Stated problem: Check each line of the listing for the string "наследия", then state how many lines have it. Only the number is wanted.

Dataset entries:
● ● ● ●

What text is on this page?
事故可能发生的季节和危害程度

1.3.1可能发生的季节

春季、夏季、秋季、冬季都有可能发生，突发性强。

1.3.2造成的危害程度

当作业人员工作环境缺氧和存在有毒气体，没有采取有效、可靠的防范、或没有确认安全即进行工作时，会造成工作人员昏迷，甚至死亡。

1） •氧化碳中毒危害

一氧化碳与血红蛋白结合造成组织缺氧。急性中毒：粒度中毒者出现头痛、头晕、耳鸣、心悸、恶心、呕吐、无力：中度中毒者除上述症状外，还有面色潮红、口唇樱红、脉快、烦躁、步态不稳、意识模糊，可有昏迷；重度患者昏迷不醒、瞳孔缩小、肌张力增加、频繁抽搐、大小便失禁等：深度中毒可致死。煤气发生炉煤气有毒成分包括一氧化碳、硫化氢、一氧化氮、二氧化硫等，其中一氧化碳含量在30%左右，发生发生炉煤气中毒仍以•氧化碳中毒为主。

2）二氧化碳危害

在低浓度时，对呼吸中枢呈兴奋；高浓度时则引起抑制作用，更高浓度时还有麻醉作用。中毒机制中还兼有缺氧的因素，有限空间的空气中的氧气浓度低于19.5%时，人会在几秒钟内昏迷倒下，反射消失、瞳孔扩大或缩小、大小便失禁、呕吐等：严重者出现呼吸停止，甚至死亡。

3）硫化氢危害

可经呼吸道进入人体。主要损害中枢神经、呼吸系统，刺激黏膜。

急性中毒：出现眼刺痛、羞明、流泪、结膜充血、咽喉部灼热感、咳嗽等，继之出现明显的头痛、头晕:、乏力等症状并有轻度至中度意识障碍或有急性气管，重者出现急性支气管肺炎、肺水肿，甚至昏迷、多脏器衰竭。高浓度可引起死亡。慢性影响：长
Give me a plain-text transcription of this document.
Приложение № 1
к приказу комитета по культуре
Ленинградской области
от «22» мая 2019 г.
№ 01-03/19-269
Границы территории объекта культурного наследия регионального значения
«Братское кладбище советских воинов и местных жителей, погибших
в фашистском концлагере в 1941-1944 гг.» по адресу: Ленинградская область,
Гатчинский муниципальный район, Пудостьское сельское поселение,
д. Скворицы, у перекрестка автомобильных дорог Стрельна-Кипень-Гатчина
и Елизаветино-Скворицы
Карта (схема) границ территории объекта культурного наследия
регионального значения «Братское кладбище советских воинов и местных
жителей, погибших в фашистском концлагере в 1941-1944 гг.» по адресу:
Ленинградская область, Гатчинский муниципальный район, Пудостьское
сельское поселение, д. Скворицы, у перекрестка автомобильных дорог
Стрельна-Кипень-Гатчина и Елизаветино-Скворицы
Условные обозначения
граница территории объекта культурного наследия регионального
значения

● ● ● ●

Full response: 3